Consignes de l'exercice:
• 1. D'après l'article sur Narges Mohammadi, de quelle prison la militante a-t-elle été transférée début mai ?
• 2. Rédigez la suite de l'article sur Narges Mohammadi, à partir de la dernière phrase.

Extrait du document:
-.-.-
Iran : Mohammadi entre la vie et la mort

AFP

  • 5 mai 2026

L’Iranienne Narges Mohammadi, lauréate du prix Nobel de la paix détenue en Iran depuis décembre, se trouve « entre la vie et la mort » après son hospitalisation en urgence le week-end dernier, selon son avocate. « Nous n’avons jamais eu aussi peur pour la vie de Narges, elle risque à tout moment de nous quitter », a déclaré mardi Me Chirinne Ardakani lors d’un point presse de son comité de soutien à Paris. « On ne se bat pas que pour sa liberté, on se bat pour que son cœur continue de battre », a-t-elle ajouté.

La militante de 54 ans a été transférée début mai de la prison de Zanjan (nord) à un hôpital de la région « à la suite d’une dramatique détérioration de son état de santé, marquée notamment par deux épisodes de perte totale de conscience et une crise cardiaque », selon un communiqué de sa fondation publié vendredi.
-.-.-
Données enregistrées:
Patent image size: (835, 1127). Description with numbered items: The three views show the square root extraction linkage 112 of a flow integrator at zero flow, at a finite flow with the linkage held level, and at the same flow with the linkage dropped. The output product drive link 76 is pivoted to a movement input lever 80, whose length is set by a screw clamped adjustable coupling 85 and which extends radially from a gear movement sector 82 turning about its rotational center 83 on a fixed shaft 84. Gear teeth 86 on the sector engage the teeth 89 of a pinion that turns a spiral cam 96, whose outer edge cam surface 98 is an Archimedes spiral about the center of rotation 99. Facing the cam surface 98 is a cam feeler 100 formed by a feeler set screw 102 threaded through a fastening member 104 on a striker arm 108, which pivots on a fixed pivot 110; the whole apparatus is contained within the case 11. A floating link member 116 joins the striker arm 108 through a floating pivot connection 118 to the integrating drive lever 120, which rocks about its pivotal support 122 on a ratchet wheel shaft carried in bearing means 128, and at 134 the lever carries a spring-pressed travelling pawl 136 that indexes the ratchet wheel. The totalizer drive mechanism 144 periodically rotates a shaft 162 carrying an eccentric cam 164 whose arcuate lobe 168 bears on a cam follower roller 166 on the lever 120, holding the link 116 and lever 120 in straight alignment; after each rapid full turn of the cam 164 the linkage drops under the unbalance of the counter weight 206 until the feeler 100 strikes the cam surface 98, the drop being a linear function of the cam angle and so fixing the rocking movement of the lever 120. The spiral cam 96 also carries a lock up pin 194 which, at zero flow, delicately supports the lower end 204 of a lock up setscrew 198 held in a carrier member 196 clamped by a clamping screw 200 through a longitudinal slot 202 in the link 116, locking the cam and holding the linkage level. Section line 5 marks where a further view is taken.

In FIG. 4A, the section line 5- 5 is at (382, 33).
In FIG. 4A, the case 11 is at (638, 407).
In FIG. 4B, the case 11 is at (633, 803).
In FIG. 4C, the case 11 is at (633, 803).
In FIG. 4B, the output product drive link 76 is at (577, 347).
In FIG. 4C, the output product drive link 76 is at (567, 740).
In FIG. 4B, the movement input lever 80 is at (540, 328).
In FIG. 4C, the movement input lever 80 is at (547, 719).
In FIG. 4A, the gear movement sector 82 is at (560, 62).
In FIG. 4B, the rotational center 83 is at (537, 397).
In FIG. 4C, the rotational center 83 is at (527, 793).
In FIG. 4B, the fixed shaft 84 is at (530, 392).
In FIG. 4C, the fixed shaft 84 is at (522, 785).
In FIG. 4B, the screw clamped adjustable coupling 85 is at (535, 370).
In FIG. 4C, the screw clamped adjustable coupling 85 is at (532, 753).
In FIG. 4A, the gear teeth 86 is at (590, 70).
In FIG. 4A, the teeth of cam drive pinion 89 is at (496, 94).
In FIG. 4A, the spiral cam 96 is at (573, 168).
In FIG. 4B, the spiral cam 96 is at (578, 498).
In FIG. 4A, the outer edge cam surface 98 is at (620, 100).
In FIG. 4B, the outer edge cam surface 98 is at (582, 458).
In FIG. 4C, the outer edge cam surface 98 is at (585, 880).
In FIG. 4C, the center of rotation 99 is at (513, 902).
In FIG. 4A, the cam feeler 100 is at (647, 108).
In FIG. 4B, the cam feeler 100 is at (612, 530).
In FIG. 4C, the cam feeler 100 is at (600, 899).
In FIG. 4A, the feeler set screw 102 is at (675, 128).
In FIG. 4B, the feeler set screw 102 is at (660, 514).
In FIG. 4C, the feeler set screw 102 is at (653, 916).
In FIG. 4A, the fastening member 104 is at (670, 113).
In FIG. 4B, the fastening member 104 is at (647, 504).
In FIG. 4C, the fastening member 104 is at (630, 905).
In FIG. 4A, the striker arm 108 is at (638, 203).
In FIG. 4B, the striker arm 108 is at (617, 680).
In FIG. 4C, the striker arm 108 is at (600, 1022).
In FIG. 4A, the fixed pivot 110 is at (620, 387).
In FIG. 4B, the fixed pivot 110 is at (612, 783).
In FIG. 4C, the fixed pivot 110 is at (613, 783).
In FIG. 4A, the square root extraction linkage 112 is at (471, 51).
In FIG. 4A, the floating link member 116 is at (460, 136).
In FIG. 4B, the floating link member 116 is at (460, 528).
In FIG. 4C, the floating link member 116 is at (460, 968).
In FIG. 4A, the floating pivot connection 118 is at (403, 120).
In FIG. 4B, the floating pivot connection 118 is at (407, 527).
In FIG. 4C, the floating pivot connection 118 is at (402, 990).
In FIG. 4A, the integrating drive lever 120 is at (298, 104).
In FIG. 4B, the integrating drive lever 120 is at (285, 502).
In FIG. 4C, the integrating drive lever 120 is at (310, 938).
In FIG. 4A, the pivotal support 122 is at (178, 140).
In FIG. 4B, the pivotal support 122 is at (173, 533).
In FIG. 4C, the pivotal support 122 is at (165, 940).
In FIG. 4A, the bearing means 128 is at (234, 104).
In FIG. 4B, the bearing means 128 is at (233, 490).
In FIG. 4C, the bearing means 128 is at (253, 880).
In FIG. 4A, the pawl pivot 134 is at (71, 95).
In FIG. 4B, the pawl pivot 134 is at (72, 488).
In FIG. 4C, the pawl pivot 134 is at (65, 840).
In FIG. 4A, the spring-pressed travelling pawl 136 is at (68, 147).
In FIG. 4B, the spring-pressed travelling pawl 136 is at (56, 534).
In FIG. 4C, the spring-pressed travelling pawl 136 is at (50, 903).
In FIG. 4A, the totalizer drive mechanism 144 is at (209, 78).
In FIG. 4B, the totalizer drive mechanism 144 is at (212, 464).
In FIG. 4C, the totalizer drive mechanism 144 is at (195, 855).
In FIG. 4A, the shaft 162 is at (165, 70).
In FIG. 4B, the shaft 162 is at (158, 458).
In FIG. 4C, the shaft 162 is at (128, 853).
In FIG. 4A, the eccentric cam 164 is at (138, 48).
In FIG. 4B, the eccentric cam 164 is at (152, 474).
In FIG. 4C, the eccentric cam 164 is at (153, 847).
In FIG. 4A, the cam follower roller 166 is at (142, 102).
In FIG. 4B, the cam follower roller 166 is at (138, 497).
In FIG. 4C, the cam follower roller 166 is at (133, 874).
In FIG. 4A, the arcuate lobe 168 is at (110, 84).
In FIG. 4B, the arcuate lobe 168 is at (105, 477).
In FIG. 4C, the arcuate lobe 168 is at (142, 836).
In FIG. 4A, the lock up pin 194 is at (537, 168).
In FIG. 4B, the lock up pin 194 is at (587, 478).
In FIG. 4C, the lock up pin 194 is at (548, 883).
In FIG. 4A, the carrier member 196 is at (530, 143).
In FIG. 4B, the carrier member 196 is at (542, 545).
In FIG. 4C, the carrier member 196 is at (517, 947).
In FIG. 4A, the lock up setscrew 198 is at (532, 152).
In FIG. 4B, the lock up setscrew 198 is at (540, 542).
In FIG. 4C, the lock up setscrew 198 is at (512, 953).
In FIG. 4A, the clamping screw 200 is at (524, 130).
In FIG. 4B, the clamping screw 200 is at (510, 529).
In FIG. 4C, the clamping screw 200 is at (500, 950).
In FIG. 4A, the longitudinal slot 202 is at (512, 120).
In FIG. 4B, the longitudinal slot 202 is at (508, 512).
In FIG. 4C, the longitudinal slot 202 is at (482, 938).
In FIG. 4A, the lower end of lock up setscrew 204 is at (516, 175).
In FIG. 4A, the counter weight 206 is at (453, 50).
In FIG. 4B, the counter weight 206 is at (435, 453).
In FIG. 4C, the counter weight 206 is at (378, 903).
-.-.-
Corrigé:
• 1. De la prison de Zanjan, dans le nord.

• 2.
« Quand on dit aujourd’hui qu’elle est entre la vie et le mort, c’est la première fois qu’on dit qu’il y a un risque de mort. Il y a un danger de mort aujourd’hui, il faut agir avant que ce soit trop tard », a insisté mardi le responsable du Moyen-Orient à Reporters sans frontières (RSF), Jonathan Dagher.

Alors que les deux enfants de Narges Mohammadi ainsi que son mari vivent à Paris, Mme Ardakani a exhorté Emmanuel Macron à adopter une ligne plus ferme dans cette affaire. « Nous attendons du président une position forte. Je ne pense pas que ce soit excessif » de faire une telle demande, a déclaré l’avocate.

Mme Mohammadi a perdu 20 kg en prison, a des difficultés à s’exprimer et est actuellement « méconnaissable » par rapport à son état avant sa dernière arrestation, selon elle. Les soutiens de la militante souhaitent qu’elle soit transférée à Téhéran pour être soignée par son équipe médicale personnelle.

Le 29 mars, PEN International rapportait que, malgré des semaines de difficultés de communication en Iran, l’équipe médicale de Mohammadi, accompagnée d’un membre de la famille, lui avait rendu visite, sous haute surveillance, à la prison de Zanjan. Son état de santé général était extrêmement bas, et elle est apparue pâle et faible, montrant une importante perte de poids.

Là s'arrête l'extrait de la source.